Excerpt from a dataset
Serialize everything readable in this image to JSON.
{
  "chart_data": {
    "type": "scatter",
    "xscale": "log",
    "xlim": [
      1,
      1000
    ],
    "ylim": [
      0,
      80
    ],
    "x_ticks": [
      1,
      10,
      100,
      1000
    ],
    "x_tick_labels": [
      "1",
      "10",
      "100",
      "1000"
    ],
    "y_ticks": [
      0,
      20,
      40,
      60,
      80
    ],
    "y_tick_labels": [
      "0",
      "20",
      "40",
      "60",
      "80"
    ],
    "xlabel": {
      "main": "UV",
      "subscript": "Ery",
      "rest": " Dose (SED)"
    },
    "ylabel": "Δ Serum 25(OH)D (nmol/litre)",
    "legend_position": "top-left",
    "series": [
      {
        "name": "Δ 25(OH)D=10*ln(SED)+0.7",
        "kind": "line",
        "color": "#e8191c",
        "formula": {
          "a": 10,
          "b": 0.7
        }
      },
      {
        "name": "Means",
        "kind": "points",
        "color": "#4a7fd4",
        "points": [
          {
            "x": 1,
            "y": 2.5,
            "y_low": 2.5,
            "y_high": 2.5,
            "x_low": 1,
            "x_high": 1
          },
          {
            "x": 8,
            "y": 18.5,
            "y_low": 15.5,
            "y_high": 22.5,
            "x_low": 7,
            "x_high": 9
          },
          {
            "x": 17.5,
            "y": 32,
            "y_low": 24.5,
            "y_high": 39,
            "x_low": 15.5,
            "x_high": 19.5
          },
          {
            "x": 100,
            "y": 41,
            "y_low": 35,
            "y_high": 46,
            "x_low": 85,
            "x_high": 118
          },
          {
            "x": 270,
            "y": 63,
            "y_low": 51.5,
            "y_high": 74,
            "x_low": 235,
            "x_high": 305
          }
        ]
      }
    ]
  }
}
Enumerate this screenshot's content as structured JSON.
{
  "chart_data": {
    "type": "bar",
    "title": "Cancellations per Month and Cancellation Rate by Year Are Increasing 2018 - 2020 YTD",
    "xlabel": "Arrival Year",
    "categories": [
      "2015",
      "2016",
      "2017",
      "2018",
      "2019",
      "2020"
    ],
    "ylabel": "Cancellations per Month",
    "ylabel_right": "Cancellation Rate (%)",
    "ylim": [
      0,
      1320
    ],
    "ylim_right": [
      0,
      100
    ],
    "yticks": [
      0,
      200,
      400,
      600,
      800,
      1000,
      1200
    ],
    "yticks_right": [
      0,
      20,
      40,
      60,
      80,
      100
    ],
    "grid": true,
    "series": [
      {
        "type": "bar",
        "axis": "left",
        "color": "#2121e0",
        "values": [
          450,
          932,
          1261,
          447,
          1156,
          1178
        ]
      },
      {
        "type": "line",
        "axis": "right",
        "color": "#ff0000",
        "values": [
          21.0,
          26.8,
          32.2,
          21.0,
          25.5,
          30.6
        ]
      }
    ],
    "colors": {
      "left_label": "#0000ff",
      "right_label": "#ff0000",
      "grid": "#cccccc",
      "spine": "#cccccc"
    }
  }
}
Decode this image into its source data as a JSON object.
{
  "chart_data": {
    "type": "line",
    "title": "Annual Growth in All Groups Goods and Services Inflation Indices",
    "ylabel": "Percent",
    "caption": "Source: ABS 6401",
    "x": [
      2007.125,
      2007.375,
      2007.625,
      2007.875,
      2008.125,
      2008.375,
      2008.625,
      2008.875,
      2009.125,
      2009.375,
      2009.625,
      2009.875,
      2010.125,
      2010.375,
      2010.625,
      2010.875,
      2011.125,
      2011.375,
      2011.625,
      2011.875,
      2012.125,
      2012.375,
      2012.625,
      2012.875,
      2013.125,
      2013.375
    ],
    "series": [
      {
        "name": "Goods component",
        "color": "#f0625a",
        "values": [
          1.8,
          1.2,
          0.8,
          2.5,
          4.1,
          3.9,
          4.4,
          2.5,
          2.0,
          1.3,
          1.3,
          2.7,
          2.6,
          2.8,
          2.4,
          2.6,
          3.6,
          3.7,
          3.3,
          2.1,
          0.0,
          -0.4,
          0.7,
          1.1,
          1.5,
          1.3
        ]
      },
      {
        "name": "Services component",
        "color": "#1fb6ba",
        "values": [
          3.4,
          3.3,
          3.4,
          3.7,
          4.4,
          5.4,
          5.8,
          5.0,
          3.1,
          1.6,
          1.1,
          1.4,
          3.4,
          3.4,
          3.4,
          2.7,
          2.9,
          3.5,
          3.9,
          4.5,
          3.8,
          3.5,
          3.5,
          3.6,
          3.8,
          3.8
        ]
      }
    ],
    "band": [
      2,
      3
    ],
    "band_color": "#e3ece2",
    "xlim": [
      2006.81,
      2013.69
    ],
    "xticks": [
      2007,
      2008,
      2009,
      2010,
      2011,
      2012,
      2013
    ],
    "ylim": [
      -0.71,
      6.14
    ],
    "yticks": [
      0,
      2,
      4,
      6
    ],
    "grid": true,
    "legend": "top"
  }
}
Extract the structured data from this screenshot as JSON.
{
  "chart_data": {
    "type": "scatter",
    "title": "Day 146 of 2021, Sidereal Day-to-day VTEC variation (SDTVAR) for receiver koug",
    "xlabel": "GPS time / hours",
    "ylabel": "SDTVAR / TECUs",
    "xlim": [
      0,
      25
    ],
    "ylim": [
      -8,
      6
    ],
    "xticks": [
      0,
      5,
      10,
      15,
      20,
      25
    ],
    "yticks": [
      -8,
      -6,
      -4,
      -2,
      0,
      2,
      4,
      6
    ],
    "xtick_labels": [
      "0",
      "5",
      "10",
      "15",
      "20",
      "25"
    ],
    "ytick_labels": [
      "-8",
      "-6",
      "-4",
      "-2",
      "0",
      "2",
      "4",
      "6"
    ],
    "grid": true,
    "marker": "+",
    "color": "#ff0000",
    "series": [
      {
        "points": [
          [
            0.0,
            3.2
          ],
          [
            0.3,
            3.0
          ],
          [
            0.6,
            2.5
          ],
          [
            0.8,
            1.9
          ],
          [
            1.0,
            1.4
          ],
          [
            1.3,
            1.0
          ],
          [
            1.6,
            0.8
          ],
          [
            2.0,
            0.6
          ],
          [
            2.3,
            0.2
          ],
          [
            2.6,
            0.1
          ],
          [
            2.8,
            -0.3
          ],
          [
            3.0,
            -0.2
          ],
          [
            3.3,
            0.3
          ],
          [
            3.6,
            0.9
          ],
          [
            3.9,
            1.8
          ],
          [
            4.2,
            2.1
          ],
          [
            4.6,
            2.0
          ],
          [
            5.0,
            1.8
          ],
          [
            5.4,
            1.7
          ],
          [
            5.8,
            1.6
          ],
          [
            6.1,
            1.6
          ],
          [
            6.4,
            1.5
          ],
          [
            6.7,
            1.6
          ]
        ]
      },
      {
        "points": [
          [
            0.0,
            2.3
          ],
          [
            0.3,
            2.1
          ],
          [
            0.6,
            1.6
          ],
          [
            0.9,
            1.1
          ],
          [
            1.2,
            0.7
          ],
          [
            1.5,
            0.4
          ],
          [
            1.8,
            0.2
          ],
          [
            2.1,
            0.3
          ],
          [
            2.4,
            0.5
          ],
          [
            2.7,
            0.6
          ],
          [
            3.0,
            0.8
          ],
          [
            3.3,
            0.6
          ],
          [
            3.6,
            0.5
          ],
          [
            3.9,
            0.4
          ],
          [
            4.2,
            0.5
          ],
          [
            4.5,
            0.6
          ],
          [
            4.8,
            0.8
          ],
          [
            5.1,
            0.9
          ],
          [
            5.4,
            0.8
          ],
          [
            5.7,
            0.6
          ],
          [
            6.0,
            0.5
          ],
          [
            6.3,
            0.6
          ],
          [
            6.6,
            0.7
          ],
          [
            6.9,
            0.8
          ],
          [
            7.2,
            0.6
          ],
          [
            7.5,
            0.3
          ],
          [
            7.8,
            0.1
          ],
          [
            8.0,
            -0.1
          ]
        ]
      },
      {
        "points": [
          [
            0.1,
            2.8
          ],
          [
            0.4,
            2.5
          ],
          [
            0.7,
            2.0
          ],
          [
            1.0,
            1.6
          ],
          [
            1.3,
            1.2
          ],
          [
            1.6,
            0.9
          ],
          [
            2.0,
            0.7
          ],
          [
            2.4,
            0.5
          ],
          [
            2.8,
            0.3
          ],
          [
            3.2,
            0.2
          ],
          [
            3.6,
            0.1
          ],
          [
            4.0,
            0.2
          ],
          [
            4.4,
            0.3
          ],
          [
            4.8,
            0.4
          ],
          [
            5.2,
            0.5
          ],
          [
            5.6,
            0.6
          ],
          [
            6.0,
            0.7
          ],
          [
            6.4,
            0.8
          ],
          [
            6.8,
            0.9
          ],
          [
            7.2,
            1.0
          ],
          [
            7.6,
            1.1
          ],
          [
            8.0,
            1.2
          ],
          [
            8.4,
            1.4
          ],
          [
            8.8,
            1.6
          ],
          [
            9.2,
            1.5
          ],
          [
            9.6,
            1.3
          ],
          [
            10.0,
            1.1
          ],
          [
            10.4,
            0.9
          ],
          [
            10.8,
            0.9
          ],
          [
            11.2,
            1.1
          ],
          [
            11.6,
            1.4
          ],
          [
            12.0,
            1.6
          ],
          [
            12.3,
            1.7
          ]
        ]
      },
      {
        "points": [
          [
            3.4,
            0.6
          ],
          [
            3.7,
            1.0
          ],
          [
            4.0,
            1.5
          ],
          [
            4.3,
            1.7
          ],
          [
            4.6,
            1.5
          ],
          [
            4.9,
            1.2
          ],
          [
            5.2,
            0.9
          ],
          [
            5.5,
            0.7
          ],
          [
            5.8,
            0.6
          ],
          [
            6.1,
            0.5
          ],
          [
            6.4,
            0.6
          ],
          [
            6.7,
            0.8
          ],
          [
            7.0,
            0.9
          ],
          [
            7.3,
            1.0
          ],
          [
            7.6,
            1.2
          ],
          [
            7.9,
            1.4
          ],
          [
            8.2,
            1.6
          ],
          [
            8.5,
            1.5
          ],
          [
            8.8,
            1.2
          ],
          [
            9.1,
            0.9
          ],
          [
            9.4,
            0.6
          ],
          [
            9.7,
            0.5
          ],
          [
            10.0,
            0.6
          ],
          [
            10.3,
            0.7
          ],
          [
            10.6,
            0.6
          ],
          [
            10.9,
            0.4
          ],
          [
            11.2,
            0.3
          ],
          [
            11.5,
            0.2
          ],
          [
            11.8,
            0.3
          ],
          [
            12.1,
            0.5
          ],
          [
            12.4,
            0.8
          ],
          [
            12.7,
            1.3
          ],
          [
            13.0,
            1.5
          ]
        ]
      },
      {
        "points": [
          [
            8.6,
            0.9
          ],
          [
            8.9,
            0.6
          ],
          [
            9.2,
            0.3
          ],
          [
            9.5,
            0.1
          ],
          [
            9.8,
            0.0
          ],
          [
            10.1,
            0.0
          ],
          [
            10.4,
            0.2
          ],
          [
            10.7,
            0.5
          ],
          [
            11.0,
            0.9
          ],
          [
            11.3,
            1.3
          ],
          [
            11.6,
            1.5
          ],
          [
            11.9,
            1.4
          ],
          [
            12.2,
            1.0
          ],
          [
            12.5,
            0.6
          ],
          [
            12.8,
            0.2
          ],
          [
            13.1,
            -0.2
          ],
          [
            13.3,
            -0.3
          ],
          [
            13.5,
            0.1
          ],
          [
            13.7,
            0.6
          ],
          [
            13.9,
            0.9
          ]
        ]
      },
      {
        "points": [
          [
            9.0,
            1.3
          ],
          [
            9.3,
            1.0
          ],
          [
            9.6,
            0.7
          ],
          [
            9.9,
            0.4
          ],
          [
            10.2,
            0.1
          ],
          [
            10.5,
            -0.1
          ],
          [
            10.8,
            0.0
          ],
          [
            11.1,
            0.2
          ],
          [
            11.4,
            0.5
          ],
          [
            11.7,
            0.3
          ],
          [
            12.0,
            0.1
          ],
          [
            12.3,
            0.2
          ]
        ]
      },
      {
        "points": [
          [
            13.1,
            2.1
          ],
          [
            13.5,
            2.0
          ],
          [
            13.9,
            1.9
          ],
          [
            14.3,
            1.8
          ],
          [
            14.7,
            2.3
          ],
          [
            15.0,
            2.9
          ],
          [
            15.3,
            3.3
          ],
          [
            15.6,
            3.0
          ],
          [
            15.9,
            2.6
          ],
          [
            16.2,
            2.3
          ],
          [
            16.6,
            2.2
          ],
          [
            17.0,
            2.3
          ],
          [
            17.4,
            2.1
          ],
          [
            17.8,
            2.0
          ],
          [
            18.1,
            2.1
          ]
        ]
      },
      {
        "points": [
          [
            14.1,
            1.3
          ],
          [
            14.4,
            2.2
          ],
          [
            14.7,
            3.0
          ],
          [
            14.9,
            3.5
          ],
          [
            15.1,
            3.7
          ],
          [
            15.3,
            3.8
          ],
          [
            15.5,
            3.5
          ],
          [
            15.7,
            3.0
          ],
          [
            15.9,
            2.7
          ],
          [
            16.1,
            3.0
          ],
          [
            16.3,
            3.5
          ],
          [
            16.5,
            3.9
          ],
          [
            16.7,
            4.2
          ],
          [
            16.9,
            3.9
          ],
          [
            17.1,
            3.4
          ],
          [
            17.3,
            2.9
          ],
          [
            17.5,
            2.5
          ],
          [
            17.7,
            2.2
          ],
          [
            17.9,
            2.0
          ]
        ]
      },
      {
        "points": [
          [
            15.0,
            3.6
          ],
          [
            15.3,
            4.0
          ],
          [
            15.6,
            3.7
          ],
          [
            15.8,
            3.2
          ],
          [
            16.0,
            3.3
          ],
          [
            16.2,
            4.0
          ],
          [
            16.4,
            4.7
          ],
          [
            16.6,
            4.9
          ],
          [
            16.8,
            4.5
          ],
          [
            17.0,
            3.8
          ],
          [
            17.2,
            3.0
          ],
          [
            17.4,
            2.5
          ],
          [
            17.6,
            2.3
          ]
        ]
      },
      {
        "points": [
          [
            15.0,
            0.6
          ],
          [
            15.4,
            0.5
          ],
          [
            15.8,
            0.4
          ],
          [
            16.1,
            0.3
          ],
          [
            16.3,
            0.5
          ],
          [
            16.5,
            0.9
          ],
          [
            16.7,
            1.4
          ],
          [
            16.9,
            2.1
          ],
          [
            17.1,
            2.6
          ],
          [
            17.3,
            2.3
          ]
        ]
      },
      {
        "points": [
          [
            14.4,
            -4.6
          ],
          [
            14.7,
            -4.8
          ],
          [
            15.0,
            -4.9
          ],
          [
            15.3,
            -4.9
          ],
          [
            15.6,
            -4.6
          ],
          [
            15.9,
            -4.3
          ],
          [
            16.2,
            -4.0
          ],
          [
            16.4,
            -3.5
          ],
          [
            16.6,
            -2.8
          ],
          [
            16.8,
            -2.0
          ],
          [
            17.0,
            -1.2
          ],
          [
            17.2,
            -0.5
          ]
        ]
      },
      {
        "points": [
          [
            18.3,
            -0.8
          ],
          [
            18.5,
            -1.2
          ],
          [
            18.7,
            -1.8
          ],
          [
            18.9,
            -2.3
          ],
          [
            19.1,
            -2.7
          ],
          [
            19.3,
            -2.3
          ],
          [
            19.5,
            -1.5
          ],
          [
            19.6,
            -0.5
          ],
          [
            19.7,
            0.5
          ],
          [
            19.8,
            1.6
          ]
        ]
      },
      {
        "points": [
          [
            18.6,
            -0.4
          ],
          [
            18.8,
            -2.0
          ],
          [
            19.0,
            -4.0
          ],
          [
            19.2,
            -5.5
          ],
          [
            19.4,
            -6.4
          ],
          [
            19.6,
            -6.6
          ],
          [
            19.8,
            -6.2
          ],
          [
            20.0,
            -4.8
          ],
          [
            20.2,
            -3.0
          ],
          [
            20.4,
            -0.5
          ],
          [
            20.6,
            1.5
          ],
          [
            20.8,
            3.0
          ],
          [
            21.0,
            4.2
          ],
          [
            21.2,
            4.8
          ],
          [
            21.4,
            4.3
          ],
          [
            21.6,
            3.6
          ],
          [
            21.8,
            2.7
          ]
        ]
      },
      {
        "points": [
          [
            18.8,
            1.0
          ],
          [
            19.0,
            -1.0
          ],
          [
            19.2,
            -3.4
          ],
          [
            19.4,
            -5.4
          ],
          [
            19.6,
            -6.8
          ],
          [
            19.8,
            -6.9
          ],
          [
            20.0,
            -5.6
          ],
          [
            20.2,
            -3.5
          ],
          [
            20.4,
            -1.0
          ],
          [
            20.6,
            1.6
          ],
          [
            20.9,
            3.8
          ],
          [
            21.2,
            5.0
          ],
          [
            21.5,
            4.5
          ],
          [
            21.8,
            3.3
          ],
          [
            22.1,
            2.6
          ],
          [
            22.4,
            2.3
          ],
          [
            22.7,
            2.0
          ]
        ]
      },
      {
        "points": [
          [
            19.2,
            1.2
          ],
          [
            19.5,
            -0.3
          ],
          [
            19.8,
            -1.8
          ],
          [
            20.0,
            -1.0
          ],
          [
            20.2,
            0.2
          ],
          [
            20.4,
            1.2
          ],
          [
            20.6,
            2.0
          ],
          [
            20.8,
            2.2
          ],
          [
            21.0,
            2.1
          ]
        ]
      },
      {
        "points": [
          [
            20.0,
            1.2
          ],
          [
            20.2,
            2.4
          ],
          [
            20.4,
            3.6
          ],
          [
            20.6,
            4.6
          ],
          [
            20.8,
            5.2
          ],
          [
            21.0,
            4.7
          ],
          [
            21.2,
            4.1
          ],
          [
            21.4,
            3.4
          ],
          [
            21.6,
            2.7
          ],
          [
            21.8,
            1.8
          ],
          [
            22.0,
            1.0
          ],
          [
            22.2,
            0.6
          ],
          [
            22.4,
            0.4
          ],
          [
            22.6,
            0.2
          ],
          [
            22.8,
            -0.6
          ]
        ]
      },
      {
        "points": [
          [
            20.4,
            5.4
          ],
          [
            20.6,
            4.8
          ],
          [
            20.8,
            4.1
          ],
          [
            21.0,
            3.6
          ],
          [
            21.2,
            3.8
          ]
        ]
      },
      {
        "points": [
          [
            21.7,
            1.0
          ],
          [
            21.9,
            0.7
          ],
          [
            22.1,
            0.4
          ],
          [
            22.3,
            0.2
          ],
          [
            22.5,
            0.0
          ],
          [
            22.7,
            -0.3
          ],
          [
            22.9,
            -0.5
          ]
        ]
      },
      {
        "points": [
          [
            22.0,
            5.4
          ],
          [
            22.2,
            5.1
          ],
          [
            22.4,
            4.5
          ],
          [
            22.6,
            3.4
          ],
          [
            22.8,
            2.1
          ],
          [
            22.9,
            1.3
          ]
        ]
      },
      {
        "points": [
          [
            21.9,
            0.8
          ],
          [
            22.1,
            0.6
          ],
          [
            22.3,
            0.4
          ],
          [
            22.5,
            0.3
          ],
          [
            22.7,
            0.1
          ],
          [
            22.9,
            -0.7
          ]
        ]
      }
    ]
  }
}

> Requirements:
Check each line of the records above for the string "screenshot", and report every line that has it.

> Solved problem:
Enumerate this screenshot's content as structured JSON.
Extract the structured data from this screenshot as JSON.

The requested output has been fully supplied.